» DIRECTIONS: Nothing should be left out: output all of the entries exactly.
══ GIVEN INFORMATION
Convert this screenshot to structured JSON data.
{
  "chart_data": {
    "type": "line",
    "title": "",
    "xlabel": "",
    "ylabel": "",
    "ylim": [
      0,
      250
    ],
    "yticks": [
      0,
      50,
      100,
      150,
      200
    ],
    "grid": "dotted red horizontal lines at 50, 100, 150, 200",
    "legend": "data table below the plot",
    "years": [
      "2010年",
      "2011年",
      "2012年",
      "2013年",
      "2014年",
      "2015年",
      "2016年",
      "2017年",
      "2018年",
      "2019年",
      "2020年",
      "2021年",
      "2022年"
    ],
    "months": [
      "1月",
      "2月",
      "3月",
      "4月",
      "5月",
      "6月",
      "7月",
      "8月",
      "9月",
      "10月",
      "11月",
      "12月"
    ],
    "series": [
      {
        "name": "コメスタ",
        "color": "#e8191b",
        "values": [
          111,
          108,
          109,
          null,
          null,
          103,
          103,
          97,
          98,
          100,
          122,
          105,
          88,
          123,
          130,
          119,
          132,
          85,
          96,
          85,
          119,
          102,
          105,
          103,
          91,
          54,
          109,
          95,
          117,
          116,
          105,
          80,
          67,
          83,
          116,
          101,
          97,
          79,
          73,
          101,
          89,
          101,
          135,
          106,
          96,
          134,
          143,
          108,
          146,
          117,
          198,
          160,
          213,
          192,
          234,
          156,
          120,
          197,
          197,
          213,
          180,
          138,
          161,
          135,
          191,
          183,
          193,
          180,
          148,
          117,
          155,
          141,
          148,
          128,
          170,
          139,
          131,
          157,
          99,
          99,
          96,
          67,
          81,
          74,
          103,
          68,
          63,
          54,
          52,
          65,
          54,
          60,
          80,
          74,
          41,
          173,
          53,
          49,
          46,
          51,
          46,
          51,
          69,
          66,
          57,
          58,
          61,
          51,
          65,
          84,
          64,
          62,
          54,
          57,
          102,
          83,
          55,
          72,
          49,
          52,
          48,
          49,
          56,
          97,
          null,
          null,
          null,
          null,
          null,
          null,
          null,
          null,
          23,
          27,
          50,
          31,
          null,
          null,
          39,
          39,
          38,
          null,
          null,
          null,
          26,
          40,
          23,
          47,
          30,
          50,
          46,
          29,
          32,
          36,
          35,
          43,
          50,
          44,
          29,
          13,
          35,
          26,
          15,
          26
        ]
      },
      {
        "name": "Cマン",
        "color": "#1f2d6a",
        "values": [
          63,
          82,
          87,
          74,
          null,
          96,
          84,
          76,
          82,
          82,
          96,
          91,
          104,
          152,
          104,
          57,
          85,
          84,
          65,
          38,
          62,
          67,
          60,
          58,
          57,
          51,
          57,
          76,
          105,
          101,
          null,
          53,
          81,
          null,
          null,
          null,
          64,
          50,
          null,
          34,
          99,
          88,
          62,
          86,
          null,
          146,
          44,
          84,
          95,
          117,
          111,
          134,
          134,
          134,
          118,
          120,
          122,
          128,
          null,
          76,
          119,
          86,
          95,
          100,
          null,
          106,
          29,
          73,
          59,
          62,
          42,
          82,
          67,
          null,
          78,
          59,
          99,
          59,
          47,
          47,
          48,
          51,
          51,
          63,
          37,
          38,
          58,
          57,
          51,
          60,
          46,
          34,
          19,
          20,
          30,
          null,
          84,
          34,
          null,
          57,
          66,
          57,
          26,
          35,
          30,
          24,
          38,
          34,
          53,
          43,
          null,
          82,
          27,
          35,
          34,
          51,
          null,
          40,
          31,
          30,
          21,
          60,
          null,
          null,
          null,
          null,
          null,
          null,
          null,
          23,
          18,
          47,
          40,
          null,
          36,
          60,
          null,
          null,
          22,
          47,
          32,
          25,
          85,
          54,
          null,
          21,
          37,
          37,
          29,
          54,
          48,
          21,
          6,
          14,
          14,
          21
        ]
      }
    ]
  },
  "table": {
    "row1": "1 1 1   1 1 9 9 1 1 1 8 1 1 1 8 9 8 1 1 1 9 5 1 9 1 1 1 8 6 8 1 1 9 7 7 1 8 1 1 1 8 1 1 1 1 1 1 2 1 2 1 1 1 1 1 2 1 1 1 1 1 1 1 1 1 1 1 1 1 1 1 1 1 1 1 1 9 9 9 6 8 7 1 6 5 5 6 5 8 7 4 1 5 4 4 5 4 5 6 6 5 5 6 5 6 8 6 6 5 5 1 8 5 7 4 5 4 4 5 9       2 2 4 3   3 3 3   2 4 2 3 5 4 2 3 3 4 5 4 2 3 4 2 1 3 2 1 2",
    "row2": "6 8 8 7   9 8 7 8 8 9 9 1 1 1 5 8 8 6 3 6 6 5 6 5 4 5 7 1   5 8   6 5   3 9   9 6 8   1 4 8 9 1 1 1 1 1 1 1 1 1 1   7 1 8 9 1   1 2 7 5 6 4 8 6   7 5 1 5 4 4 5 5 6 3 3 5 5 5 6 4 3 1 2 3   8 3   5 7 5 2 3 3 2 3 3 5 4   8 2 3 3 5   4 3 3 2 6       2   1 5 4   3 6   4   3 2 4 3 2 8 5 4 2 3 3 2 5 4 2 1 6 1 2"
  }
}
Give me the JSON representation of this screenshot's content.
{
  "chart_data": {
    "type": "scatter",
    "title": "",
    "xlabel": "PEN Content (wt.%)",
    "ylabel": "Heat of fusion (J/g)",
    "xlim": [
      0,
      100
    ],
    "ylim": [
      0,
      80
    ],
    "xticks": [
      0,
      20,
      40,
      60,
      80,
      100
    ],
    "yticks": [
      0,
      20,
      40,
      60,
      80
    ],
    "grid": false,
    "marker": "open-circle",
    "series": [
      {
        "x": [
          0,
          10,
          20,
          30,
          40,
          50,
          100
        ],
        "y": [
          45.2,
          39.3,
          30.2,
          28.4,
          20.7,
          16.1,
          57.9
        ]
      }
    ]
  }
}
════
» REPLY TO THE EXERCISE:
Convert this screenshot to structured JSON data.
{
  "chart_data": {
    "type": "line",
    "title": "",
    "xlabel": "",
    "ylabel": "",
    "ylim": [
      0,
      250
    ],
    "yticks": [
      0,
      50,
      100,
      150,
      200
    ],
    "grid": "dotted red horizontal lines at 50, 100, 150, 200",
    "legend": "data table below the plot",
    "years": [
      "2010年",
      "2011年",
      "2012年",
      "2013年",
      "2014年",
      "2015年",
      "2016年",
      "2017年",
      "2018年",
      "2019年",
      "2020年",
      "2021年",
      "2022年"
    ],
    "months": [
      "1月",
      "2月",
      "3月",
      "4月",
      "5月",
      "6月",
      "7月",
      "8月",
      "9月",
      "10月",
      "11月",
      "12月"
    ],
    "series": [
      {
        "name": "コメスタ",
        "color": "#e8191b",
        "values": [
          111,
          108,
          109,
          null,
          null,
          103,
          103,
          97,
          98,
          100,
          122,
          105,
          88,
          123,
          130,
          119,
          132,
          85,
          96,
          85,
          119,
          102,
          105,
          103,
          91,
          54,
          109,
          95,
          117,
          116,
          105,
          80,
          67,
          83,
          116,
          101,
          97,
          79,
          73,
          101,
          89,
          101,
          135,
          106,
          96,
          134,
          143,
          108,
          146,
          117,
          198,
          160,
          213,
          192,
          234,
          156,
          120,
          197,
          197,
          213,
          180,
          138,
          161,
          135,
          191,
          183,
          193,
          180,
          148,
          117,
          155,
          141,
          148,
          128,
          170,
          139,
          131,
          157,
          99,
          99,
          96,
          67,
          81,
          74,
          103,
          68,
          63,
          54,
          52,
          65,
          54,
          60,
          80,
          74,
          41,
          173,
          53,
          49,
          46,
          51,
          46,
          51,
          69,
          66,
          57,
          58,
          61,
          51,
          65,
          84,
          64,
          62,
          54,
          57,
          102,
          83,
          55,
          72,
          49,
          52,
          48,
          49,
          56,
          97,
          null,
          null,
          null,
          null,
          null,
          null,
          null,
          null,
          23,
          27,
          50,
          31,
          null,
          null,
          39,
          39,
          38,
          null,
          null,
          null,
          26,
          40,
          23,
          47,
          30,
          50,
          46,
          29,
          32,
          36,
          35,
          43,
          50,
          44,
          29,
          13,
          35,
          26,
          15,
          26
        ]
      },
      {
        "name": "Cマン",
        "color": "#1f2d6a",
        "values": [
          63,
          82,
          87,
          74,
          null,
          96,
          84,
          76,
          82,
          82,
          96,
          91,
          104,
          152,
          104,
          57,
          85,
          84,
          65,
          38,
          62,
          67,
          60,
          58,
          57,
          51,
          57,
          76,
          105,
          101,
          null,
          53,
          81,
          null,
          null,
          null,
          64,
          50,
          null,
          34,
          99,
          88,
          62,
          86,
          null,
          146,
          44,
          84,
          95,
          117,
          111,
          134,
          134,
          134,
          118,
          120,
          122,
          128,
          null,
          76,
          119,
          86,
          95,
          100,
          null,
          106,
          29,
          73,
          59,
          62,
          42,
          82,
          67,
          null,
          78,
          59,
          99,
          59,
          47,
          47,
          48,
          51,
          51,
          63,
          37,
          38,
          58,
          57,
          51,
          60,
          46,
          34,
          19,
          20,
          30,
          null,
          84,
          34,
          null,
          57,
          66,
          57,
          26,
          35,
          30,
          24,
          38,
          34,
          53,
          43,
          null,
          82,
          27,
          35,
          34,
          51,
          null,
          40,
          31,
          30,
          21,
          60,
          null,
          null,
          null,
          null,
          null,
          null,
          null,
          23,
          18,
          47,
          40,
          null,
          36,
          60,
          null,
          null,
          22,
          47,
          32,
          25,
          85,
          54,
          null,
          21,
          37,
          37,
          29,
          54,
          48,
          21,
          6,
          14,
          14,
          21
        ]
      }
    ]
  },
  "table": {
    "row1": "1 1 1   1 1 9 9 1 1 1 8 1 1 1 8 9 8 1 1 1 9 5 1 9 1 1 1 8 6 8 1 1 9 7 7 1 8 1 1 1 8 1 1 1 1 1 1 2 1 2 1 1 1 1 1 2 1 1 1 1 1 1 1 1 1 1 1 1 1 1 1 1 1 1 1 1 9 9 9 6 8 7 1 6 5 5 6 5 8 7 4 1 5 4 4 5 4 5 6 6 5 5 6 5 6 8 6 6 5 5 1 8 5 7 4 5 4 4 5 9       2 2 4 3   3 3 3   2 4 2 3 5 4 2 3 3 4 5 4 2 3 4 2 1 3 2 1 2",
    "row2": "6 8 8 7   9 8 7 8 8 9 9 1 1 1 5 8 8 6 3 6 6 5 6 5 4 5 7 1   5 8   6 5   3 9   9 6 8   1 4 8 9 1 1 1 1 1 1 1 1 1 1   7 1 8 9 1   1 2 7 5 6 4 8 6   7 5 1 5 4 4 5 5 6 3 3 5 5 5 6 4 3 1 2 3   8 3   5 7 5 2 3 3 2 3 3 5 4   8 2 3 3 5   4 3 3 2 6       2   1 5 4   3 6   4   3 2 4 3 2 8 5 4 2 3 3 2 5 4 2 1 6 1 2"
  }
}
Give me the JSON representation of this screenshot's content.
{
  "chart_data": {
    "type": "scatter",
    "title": "",
    "xlabel": "PEN Content (wt.%)",
    "ylabel": "Heat of fusion (J/g)",
    "xlim": [
      0,
      100
    ],
    "ylim": [
      0,
      80
    ],
    "xticks": [
      0,
      20,
      40,
      60,
      80,
      100
    ],
    "yticks": [
      0,
      20,
      40,
      60,
      80
    ],
    "grid": false,
    "marker": "open-circle",
    "series": [
      {
        "x": [
          0,
          10,
          20,
          30,
          40,
          50,
          100
        ],
        "y": [
          45.2,
          39.3,
          30.2,
          28.4,
          20.7,
          16.1,
          57.9
        ]
      }
    ]
  }
}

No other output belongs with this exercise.